Problem requirements
Your answer should be the records below, written out exactly.

::::::::::

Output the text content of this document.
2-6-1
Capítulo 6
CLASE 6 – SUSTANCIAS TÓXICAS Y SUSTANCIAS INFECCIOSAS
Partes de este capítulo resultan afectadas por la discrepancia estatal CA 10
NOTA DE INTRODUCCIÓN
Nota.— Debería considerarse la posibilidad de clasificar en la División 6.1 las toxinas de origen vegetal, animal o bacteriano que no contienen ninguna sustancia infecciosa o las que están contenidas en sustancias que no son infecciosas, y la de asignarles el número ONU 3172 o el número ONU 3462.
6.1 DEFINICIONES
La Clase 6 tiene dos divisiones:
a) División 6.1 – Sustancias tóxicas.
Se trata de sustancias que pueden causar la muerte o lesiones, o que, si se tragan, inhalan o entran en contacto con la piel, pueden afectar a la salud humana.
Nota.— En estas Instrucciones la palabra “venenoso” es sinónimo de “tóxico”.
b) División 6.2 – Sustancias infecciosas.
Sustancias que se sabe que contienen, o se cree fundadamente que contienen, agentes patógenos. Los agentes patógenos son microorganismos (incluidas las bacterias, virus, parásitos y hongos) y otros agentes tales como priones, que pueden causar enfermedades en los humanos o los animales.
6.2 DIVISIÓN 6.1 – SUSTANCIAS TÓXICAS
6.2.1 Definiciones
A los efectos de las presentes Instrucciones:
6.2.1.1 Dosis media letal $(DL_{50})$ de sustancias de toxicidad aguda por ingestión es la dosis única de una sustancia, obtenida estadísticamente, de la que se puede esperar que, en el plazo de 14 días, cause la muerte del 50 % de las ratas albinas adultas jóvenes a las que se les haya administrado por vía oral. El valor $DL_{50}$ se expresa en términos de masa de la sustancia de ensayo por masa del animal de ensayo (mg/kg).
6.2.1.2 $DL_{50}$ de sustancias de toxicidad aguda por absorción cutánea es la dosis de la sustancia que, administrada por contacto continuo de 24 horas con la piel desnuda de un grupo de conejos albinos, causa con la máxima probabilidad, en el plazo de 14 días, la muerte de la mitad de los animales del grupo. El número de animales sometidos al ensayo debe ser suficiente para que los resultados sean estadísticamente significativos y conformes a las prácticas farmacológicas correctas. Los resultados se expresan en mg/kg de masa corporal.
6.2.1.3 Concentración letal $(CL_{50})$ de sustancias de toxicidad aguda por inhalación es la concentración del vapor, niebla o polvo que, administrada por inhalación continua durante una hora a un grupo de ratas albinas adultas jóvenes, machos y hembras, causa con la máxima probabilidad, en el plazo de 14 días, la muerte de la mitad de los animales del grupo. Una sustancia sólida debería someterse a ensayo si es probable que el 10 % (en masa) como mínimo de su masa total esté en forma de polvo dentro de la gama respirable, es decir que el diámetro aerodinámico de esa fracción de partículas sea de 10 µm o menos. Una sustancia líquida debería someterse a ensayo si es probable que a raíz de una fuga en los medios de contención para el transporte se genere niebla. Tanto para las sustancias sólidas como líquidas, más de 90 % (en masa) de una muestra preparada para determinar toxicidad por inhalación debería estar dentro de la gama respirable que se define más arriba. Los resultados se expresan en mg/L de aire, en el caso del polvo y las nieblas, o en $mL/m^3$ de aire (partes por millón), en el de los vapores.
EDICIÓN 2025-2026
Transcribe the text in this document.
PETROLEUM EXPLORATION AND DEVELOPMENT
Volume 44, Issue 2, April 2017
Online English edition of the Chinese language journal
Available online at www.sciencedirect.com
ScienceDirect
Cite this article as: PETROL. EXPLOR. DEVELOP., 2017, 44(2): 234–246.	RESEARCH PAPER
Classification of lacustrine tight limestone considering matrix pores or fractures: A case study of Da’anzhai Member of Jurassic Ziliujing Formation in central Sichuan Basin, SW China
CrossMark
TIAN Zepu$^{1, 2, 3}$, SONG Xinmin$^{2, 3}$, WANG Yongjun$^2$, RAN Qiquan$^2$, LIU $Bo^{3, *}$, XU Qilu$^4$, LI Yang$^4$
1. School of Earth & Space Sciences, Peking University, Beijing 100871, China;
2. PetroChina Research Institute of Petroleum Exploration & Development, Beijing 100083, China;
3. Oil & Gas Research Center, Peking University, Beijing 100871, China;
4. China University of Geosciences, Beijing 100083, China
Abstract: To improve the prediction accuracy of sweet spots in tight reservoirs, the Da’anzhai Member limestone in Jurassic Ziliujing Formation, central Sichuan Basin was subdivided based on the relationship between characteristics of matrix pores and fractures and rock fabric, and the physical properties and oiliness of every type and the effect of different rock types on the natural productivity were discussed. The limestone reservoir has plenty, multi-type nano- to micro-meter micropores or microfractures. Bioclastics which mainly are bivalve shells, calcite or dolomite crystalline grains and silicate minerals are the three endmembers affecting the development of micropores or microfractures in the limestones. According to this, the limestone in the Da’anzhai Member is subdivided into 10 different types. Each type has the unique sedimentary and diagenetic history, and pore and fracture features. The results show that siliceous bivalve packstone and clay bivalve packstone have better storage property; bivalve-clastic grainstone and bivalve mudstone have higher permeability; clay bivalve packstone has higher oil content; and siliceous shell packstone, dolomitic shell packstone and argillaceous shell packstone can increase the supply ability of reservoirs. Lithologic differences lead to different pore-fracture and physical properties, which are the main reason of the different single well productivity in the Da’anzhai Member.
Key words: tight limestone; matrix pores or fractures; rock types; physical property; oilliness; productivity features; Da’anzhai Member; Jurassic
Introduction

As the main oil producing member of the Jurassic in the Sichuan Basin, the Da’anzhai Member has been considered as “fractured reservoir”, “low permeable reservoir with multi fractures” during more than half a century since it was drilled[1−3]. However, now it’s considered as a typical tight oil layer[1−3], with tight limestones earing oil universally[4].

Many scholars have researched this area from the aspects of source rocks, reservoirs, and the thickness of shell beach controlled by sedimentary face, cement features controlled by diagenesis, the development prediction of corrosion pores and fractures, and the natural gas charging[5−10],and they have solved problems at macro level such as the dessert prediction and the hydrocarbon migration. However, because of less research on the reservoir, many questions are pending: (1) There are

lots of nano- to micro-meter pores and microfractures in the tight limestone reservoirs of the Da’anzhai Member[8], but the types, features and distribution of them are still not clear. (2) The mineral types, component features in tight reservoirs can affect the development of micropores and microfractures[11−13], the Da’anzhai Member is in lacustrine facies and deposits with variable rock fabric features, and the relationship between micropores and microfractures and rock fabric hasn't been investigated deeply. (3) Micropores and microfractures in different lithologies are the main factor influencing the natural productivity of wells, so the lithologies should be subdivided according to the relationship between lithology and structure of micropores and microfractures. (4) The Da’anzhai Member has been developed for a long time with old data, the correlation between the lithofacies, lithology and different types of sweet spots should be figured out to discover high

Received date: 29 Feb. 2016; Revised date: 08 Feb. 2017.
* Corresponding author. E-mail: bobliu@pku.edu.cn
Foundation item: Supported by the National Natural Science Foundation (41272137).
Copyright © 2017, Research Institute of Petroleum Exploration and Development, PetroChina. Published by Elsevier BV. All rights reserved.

::::::::::

Solution
Output the text content of this document.
2-6-1
Capítulo 6
CLASE 6 – SUSTANCIAS TÓXICAS Y SUSTANCIAS INFECCIOSAS
Partes de este capítulo resultan afectadas por la discrepancia estatal CA 10
NOTA DE INTRODUCCIÓN
Nota.— Debería considerarse la posibilidad de clasificar en la División 6.1 las toxinas de origen vegetal, animal o bacteriano que no contienen ninguna sustancia infecciosa o las que están contenidas en sustancias que no son infecciosas, y la de asignarles el número ONU 3172 o el número ONU 3462.
6.1 DEFINICIONES
La Clase 6 tiene dos divisiones:
a) División 6.1 – Sustancias tóxicas.
Se trata de sustancias que pueden causar la muerte o lesiones, o que, si se tragan, inhalan o entran en contacto con la piel, pueden afectar a la salud humana.
Nota.— En estas Instrucciones la palabra “venenoso” es sinónimo de “tóxico”.
b) División 6.2 – Sustancias infecciosas.
Sustancias que se sabe que contienen, o se cree fundadamente que contienen, agentes patógenos. Los agentes patógenos son microorganismos (incluidas las bacterias, virus, parásitos y hongos) y otros agentes tales como priones, que pueden causar enfermedades en los humanos o los animales.
6.2 DIVISIÓN 6.1 – SUSTANCIAS TÓXICAS
6.2.1 Definiciones
A los efectos de las presentes Instrucciones:
6.2.1.1 Dosis media letal $(DL_{50})$ de sustancias de toxicidad aguda por ingestión es la dosis única de una sustancia, obtenida estadísticamente, de la que se puede esperar que, en el plazo de 14 días, cause la muerte del 50 % de las ratas albinas adultas jóvenes a las que se les haya administrado por vía oral. El valor $DL_{50}$ se expresa en términos de masa de la sustancia de ensayo por masa del animal de ensayo (mg/kg).
6.2.1.2 $DL_{50}$ de sustancias de toxicidad aguda por absorción cutánea es la dosis de la sustancia que, administrada por contacto continuo de 24 horas con la piel desnuda de un grupo de conejos albinos, causa con la máxima probabilidad, en el plazo de 14 días, la muerte de la mitad de los animales del grupo. El número de animales sometidos al ensayo debe ser suficiente para que los resultados sean estadísticamente significativos y conformes a las prácticas farmacológicas correctas. Los resultados se expresan en mg/kg de masa corporal.
6.2.1.3 Concentración letal $(CL_{50})$ de sustancias de toxicidad aguda por inhalación es la concentración del vapor, niebla o polvo que, administrada por inhalación continua durante una hora a un grupo de ratas albinas adultas jóvenes, machos y hembras, causa con la máxima probabilidad, en el plazo de 14 días, la muerte de la mitad de los animales del grupo. Una sustancia sólida debería someterse a ensayo si es probable que el 10 % (en masa) como mínimo de su masa total esté en forma de polvo dentro de la gama respirable, es decir que el diámetro aerodinámico de esa fracción de partículas sea de 10 µm o menos. Una sustancia líquida debería someterse a ensayo si es probable que a raíz de una fuga en los medios de contención para el transporte se genere niebla. Tanto para las sustancias sólidas como líquidas, más de 90 % (en masa) de una muestra preparada para determinar toxicidad por inhalación debería estar dentro de la gama respirable que se define más arriba. Los resultados se expresan en mg/L de aire, en el caso del polvo y las nieblas, o en $mL/m^3$ de aire (partes por millón), en el de los vapores.
EDICIÓN 2025-2026
Transcribe the text in this document.
PETROLEUM EXPLORATION AND DEVELOPMENT
Volume 44, Issue 2, April 2017
Online English edition of the Chinese language journal
Available online at www.sciencedirect.com
ScienceDirect
Cite this article as: PETROL. EXPLOR. DEVELOP., 2017, 44(2): 234–246.	RESEARCH PAPER
Classification of lacustrine tight limestone considering matrix pores or fractures: A case study of Da’anzhai Member of Jurassic Ziliujing Formation in central Sichuan Basin, SW China
CrossMark
TIAN Zepu$^{1, 2, 3}$, SONG Xinmin$^{2, 3}$, WANG Yongjun$^2$, RAN Qiquan$^2$, LIU $Bo^{3, *}$, XU Qilu$^4$, LI Yang$^4$
1. School of Earth & Space Sciences, Peking University, Beijing 100871, China;
2. PetroChina Research Institute of Petroleum Exploration & Development, Beijing 100083, China;
3. Oil & Gas Research Center, Peking University, Beijing 100871, China;
4. China University of Geosciences, Beijing 100083, China
Abstract: To improve the prediction accuracy of sweet spots in tight reservoirs, the Da’anzhai Member limestone in Jurassic Ziliujing Formation, central Sichuan Basin was subdivided based on the relationship between characteristics of matrix pores and fractures and rock fabric, and the physical properties and oiliness of every type and the effect of different rock types on the natural productivity were discussed. The limestone reservoir has plenty, multi-type nano- to micro-meter micropores or microfractures. Bioclastics which mainly are bivalve shells, calcite or dolomite crystalline grains and silicate minerals are the three endmembers affecting the development of micropores or microfractures in the limestones. According to this, the limestone in the Da’anzhai Member is subdivided into 10 different types. Each type has the unique sedimentary and diagenetic history, and pore and fracture features. The results show that siliceous bivalve packstone and clay bivalve packstone have better storage property; bivalve-clastic grainstone and bivalve mudstone have higher permeability; clay bivalve packstone has higher oil content; and siliceous shell packstone, dolomitic shell packstone and argillaceous shell packstone can increase the supply ability of reservoirs. Lithologic differences lead to different pore-fracture and physical properties, which are the main reason of the different single well productivity in the Da’anzhai Member.
Key words: tight limestone; matrix pores or fractures; rock types; physical property; oilliness; productivity features; Da’anzhai Member; Jurassic
Introduction

As the main oil producing member of the Jurassic in the Sichuan Basin, the Da’anzhai Member has been considered as “fractured reservoir”, “low permeable reservoir with multi fractures” during more than half a century since it was drilled[1−3]. However, now it’s considered as a typical tight oil layer[1−3], with tight limestones earing oil universally[4].

Many scholars have researched this area from the aspects of source rocks, reservoirs, and the thickness of shell beach controlled by sedimentary face, cement features controlled by diagenesis, the development prediction of corrosion pores and fractures, and the natural gas charging[5−10],and they have solved problems at macro level such as the dessert prediction and the hydrocarbon migration. However, because of less research on the reservoir, many questions are pending: (1) There are

lots of nano- to micro-meter pores and microfractures in the tight limestone reservoirs of the Da’anzhai Member[8], but the types, features and distribution of them are still not clear. (2) The mineral types, component features in tight reservoirs can affect the development of micropores and microfractures[11−13], the Da’anzhai Member is in lacustrine facies and deposits with variable rock fabric features, and the relationship between micropores and microfractures and rock fabric hasn't been investigated deeply. (3) Micropores and microfractures in different lithologies are the main factor influencing the natural productivity of wells, so the lithologies should be subdivided according to the relationship between lithology and structure of micropores and microfractures. (4) The Da’anzhai Member has been developed for a long time with old data, the correlation between the lithofacies, lithology and different types of sweet spots should be figured out to discover high

Received date: 29 Feb. 2016; Revised date: 08 Feb. 2017.
* Corresponding author. E-mail: bobliu@pku.edu.cn
Foundation item: Supported by the National Natural Science Foundation (41272137).
Copyright © 2017, Research Institute of Petroleum Exploration and Development, PetroChina. Published by Elsevier BV. All rights reserved.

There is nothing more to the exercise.